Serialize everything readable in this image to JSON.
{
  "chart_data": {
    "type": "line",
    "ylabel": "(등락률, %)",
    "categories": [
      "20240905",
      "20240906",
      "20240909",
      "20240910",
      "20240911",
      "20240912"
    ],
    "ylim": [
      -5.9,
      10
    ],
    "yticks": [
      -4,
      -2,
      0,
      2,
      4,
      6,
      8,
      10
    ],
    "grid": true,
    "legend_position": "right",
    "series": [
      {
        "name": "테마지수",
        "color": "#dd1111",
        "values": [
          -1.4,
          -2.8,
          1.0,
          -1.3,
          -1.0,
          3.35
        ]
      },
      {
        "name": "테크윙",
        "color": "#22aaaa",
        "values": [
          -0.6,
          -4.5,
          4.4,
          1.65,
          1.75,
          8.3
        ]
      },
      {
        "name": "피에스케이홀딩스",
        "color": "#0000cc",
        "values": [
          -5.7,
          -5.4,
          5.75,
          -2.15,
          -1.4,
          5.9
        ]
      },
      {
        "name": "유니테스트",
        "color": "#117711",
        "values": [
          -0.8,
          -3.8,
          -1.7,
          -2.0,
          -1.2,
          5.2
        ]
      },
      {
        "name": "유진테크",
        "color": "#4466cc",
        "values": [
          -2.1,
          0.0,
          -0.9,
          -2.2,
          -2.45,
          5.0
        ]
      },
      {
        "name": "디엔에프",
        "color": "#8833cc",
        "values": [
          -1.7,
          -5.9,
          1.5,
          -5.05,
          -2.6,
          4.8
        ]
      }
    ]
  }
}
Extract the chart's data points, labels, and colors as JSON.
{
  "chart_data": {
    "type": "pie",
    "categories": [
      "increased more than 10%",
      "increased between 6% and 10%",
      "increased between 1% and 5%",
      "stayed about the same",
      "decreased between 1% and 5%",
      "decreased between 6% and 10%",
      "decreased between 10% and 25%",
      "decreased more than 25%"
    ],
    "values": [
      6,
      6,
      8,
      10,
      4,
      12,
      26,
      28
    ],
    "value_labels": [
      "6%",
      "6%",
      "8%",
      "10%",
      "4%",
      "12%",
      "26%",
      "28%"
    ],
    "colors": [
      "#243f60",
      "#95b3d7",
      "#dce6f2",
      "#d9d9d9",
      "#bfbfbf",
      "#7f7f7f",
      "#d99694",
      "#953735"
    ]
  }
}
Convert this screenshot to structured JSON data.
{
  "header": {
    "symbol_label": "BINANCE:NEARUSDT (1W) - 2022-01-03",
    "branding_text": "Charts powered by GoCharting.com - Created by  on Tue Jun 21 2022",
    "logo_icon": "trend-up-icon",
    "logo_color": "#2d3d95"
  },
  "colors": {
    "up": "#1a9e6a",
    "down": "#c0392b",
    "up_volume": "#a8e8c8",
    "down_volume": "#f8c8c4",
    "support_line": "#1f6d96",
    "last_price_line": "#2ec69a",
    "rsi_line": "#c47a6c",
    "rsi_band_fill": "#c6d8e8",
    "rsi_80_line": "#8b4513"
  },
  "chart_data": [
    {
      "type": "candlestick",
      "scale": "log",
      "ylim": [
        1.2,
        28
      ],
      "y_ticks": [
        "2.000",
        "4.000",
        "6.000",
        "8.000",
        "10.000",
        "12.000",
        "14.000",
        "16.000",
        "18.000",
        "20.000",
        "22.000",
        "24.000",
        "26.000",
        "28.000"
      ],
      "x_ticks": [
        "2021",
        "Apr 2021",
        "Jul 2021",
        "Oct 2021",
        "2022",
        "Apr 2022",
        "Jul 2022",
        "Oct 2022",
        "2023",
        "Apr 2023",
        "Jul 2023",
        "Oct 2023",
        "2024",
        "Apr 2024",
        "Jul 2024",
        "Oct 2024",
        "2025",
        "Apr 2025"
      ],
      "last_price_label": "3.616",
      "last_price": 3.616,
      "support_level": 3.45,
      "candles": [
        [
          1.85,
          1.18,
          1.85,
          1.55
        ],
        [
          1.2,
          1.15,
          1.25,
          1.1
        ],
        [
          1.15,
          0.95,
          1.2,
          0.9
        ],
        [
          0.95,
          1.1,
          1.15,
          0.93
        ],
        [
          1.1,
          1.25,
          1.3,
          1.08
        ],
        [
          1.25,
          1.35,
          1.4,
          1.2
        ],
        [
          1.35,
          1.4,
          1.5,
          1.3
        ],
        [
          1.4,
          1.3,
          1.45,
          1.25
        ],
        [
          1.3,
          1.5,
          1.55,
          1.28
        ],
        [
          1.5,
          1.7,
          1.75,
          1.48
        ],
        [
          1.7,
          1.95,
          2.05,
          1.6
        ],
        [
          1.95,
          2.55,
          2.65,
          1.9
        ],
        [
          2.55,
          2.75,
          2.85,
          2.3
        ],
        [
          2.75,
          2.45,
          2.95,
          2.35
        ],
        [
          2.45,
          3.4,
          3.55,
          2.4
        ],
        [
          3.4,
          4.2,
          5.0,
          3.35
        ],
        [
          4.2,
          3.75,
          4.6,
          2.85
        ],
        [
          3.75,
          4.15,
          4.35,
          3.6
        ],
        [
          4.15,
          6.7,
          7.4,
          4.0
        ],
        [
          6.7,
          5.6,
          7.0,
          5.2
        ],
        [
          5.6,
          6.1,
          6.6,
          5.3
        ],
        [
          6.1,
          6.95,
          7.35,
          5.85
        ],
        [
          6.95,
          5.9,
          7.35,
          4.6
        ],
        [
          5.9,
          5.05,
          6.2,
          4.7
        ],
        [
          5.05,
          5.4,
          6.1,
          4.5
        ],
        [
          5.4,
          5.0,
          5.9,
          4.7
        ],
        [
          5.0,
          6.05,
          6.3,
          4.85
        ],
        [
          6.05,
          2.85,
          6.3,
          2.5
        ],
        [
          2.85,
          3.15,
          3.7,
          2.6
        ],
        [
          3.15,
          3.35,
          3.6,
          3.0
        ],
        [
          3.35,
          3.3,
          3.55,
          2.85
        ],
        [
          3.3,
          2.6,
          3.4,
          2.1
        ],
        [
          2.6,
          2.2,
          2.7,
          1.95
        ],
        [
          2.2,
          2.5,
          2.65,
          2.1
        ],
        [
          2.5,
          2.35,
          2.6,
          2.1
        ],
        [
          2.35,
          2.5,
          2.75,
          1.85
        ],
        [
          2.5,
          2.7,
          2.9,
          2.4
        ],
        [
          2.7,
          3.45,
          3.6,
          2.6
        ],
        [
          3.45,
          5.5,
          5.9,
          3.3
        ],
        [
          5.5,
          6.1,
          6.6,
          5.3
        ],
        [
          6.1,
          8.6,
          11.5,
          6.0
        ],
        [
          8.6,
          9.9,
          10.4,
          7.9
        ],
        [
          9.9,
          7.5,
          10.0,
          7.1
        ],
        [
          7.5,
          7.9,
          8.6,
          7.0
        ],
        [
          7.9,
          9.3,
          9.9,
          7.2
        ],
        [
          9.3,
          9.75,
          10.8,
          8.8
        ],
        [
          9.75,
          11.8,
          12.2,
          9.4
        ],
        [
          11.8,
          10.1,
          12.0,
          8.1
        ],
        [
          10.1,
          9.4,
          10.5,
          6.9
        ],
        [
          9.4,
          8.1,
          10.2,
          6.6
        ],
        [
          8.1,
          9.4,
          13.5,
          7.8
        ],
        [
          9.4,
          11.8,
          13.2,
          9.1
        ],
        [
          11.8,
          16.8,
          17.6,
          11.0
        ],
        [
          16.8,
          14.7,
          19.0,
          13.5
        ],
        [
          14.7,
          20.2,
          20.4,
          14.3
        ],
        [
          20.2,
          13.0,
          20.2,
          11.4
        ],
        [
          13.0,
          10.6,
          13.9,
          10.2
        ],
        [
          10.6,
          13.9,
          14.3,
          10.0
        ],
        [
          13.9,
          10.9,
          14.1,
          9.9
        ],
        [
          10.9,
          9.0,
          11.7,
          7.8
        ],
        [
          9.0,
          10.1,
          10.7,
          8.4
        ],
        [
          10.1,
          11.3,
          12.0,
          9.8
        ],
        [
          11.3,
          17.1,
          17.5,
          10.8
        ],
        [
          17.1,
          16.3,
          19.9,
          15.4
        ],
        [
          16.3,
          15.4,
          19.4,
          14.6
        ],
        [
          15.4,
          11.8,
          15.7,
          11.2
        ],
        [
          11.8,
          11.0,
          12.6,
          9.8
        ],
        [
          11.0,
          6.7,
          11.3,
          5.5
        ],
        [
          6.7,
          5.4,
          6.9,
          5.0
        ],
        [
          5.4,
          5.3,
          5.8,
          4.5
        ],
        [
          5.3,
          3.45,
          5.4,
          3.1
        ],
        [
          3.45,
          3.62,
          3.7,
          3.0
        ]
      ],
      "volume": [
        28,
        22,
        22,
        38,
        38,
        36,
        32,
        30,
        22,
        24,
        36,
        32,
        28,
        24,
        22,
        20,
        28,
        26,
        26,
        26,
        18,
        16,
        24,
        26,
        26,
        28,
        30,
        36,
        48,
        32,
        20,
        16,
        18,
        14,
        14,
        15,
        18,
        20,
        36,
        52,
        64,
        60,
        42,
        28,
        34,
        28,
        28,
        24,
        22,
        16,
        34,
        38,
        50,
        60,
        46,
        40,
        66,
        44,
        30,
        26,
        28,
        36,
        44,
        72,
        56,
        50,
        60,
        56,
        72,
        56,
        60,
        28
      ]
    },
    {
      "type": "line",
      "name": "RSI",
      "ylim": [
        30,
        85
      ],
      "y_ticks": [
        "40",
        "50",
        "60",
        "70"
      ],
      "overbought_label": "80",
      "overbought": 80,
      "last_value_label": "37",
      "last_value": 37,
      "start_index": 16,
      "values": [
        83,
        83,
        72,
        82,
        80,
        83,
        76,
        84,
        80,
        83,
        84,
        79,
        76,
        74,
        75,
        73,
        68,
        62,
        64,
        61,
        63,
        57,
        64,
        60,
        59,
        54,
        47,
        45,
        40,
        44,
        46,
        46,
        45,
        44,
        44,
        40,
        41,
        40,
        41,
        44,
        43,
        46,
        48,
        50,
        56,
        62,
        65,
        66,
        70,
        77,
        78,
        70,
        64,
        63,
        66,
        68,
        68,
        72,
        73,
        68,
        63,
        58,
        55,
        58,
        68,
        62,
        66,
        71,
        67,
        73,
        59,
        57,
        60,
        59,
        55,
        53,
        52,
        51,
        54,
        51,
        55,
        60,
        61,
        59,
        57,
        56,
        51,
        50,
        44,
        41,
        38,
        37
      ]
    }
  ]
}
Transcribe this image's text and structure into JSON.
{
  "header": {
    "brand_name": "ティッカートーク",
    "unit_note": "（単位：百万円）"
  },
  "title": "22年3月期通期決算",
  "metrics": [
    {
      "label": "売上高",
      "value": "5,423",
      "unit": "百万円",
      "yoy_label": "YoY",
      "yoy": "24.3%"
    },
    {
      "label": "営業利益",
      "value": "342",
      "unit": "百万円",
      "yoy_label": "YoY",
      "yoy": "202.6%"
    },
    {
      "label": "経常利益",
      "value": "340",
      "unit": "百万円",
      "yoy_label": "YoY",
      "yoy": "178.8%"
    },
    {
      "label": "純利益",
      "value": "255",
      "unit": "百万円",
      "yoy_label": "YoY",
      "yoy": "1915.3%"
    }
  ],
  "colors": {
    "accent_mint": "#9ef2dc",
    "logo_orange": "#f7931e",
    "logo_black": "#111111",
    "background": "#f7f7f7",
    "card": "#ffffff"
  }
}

_ _ _ _ _

» **Exercise directions**: Reply with nothing but the number of lines in the data above that contain "decreased".

» **Output**: 4